#### Records shown
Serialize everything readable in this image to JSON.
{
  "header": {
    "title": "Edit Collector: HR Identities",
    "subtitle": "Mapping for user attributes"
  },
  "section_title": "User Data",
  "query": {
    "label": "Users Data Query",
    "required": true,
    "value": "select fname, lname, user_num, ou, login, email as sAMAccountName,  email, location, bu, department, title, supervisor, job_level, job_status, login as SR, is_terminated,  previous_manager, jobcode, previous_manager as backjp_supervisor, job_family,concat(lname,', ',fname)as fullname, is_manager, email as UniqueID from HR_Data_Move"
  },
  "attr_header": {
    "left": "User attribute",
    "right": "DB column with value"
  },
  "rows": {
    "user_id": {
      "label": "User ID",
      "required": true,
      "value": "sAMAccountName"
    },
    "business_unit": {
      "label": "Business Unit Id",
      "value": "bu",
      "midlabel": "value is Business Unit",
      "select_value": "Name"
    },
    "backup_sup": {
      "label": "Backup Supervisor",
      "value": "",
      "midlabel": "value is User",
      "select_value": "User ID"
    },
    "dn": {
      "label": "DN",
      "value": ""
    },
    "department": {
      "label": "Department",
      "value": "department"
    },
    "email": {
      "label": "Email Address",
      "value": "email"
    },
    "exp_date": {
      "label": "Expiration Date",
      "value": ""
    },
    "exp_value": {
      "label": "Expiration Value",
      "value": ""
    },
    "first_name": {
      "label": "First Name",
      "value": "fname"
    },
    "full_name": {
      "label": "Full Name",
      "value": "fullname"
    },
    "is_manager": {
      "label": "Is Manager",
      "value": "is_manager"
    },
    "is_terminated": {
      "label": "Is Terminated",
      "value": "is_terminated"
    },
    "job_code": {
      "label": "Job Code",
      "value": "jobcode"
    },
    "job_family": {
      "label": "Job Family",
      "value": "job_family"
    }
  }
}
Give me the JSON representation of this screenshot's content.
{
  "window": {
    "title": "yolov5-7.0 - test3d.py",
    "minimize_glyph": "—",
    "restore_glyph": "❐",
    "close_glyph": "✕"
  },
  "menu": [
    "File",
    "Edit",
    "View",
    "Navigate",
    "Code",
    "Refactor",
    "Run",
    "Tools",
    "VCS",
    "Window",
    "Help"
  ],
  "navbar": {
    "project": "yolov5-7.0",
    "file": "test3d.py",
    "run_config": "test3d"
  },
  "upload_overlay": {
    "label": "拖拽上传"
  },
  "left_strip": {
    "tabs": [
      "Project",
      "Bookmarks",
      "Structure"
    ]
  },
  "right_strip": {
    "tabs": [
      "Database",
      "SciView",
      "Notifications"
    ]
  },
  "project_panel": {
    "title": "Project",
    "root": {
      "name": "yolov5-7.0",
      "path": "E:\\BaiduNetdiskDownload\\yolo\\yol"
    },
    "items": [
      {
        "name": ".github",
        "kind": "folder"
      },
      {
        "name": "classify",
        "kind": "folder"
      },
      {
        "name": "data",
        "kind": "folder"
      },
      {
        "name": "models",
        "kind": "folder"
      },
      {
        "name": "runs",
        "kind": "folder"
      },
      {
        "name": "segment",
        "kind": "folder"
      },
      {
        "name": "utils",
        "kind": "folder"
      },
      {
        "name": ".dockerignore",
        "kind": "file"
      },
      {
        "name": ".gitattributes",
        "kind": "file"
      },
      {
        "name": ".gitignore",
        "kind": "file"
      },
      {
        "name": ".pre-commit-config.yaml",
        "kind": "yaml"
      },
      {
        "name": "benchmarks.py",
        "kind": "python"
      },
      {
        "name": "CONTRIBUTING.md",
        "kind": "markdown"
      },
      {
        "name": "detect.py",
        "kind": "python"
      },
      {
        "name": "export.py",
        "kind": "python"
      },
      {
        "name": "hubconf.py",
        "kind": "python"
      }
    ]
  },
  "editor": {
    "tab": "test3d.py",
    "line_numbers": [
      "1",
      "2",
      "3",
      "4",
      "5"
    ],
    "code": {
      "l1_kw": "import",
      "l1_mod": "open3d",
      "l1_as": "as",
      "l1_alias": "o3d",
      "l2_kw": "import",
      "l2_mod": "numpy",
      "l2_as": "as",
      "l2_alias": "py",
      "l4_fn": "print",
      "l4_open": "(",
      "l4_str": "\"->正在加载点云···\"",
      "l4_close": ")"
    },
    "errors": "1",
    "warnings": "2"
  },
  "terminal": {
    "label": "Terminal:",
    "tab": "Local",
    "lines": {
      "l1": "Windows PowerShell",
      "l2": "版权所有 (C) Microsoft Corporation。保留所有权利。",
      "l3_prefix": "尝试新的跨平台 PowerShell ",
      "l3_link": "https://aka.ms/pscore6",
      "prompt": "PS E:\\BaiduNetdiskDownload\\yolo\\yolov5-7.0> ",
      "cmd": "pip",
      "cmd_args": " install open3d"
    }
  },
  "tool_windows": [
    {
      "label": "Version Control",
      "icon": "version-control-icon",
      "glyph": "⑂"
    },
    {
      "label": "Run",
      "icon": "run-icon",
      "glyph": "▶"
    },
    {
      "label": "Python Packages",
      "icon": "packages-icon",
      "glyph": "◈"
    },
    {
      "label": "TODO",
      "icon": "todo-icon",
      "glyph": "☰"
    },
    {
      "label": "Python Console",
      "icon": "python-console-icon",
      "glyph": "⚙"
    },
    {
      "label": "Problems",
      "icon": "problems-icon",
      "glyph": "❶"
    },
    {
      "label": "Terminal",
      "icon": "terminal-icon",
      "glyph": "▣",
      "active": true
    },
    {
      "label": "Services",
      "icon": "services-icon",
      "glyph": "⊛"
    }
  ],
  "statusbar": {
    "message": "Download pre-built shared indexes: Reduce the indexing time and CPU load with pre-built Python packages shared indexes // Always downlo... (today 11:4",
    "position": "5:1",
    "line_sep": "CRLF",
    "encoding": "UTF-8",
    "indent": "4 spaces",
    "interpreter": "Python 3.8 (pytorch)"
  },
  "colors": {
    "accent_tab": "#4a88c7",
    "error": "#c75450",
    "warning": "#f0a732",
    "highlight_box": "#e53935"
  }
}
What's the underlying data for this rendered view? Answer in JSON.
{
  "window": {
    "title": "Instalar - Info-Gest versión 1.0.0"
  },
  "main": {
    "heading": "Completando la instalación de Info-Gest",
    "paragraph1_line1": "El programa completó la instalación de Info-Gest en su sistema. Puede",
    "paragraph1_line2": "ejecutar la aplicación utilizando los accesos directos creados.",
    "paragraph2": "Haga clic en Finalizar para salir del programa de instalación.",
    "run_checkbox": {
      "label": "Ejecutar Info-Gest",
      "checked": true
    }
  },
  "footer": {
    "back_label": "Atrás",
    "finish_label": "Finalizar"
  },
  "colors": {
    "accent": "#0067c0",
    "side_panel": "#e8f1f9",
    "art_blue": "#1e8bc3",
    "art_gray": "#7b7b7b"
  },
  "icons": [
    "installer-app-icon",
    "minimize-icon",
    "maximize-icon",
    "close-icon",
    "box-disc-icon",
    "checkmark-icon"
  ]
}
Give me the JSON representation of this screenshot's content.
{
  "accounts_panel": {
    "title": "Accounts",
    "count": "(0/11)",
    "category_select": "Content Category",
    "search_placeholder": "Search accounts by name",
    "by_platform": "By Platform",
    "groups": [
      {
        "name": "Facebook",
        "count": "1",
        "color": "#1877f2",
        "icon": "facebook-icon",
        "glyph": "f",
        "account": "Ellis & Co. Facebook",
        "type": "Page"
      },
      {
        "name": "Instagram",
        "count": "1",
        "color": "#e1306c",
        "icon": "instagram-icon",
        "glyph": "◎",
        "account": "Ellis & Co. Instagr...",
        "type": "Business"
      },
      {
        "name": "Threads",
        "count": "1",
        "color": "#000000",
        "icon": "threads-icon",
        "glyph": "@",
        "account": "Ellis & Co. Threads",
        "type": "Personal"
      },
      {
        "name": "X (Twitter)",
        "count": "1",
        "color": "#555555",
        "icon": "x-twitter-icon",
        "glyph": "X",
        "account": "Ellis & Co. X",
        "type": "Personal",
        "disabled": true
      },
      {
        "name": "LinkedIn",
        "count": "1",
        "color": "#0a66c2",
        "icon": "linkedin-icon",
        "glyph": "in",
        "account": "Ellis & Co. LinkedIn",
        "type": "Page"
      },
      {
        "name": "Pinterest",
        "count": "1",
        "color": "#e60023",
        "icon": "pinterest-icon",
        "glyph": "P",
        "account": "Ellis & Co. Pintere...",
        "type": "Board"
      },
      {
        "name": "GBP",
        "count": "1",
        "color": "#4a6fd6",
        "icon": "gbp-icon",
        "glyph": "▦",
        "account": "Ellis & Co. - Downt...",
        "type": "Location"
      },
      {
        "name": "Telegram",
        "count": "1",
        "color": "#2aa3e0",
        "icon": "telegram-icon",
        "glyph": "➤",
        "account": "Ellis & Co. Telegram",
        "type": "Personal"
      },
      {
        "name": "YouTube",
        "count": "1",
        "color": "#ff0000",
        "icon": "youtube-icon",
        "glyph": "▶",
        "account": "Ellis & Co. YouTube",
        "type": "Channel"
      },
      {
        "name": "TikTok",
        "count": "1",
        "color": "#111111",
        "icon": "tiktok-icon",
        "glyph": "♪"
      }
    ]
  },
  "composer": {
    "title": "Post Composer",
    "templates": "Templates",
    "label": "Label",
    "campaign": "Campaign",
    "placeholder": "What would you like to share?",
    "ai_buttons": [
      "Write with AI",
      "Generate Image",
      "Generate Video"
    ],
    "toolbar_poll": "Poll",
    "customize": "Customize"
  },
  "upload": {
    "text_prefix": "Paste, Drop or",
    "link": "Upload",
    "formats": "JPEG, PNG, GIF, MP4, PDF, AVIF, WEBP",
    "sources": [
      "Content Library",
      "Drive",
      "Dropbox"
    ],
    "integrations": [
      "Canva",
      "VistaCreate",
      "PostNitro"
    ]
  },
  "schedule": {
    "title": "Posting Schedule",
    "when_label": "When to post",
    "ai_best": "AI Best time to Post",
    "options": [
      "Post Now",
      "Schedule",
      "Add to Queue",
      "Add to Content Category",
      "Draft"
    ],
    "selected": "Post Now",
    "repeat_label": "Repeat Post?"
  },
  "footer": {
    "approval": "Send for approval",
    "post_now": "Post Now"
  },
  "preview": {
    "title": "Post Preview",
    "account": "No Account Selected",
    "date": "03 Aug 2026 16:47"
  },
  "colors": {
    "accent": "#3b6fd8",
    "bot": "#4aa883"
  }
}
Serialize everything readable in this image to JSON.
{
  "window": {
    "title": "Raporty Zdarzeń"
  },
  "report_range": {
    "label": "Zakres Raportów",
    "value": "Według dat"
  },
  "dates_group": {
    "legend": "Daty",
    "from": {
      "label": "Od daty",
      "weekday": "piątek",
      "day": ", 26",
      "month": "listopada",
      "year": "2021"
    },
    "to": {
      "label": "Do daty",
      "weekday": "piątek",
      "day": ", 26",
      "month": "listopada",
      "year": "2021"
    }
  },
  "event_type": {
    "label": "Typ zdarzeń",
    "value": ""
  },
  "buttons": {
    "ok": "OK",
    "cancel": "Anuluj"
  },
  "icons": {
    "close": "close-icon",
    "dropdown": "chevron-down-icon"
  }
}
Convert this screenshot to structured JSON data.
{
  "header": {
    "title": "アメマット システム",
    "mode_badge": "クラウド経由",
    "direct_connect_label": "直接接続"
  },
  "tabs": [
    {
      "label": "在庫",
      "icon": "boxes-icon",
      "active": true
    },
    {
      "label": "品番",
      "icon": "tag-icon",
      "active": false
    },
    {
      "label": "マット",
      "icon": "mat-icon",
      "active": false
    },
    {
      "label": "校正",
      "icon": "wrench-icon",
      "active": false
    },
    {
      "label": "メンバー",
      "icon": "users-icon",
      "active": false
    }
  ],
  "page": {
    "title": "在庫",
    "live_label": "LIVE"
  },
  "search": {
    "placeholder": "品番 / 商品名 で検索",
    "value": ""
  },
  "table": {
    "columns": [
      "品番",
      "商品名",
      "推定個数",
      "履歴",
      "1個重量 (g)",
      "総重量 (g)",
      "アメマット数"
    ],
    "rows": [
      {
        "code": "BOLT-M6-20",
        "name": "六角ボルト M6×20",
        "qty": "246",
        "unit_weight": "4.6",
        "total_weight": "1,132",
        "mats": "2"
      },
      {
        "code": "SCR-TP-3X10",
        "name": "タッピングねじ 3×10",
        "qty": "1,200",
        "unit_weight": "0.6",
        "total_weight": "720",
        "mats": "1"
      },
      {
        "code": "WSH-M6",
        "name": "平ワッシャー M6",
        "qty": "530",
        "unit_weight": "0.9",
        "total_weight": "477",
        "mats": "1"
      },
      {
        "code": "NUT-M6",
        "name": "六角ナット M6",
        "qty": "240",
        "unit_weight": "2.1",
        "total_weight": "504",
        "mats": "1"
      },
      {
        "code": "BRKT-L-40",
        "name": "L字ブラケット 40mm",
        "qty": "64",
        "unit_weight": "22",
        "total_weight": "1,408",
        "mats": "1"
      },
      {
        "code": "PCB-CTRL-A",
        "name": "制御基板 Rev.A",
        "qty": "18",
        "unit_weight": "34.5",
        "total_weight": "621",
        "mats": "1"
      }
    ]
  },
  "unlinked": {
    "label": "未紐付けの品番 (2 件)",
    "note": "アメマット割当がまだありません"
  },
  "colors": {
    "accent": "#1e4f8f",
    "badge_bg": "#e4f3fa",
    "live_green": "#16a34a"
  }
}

#### Task details
Report every line in the data above in which the word "Ellis" appears.

#### Task response
        "account": "Ellis & Co. Facebook",
        "account": "Ellis & Co. Instagr...",
        "account": "Ellis & Co. Threads",
        "account": "Ellis & Co. X",
        "account": "Ellis & Co. LinkedIn",
        "account": "Ellis & Co. Pintere...",
        "account": "Ellis & Co. - Downt...",
        "account": "Ellis & Co. Telegram",
        "account": "Ellis & Co. YouTube",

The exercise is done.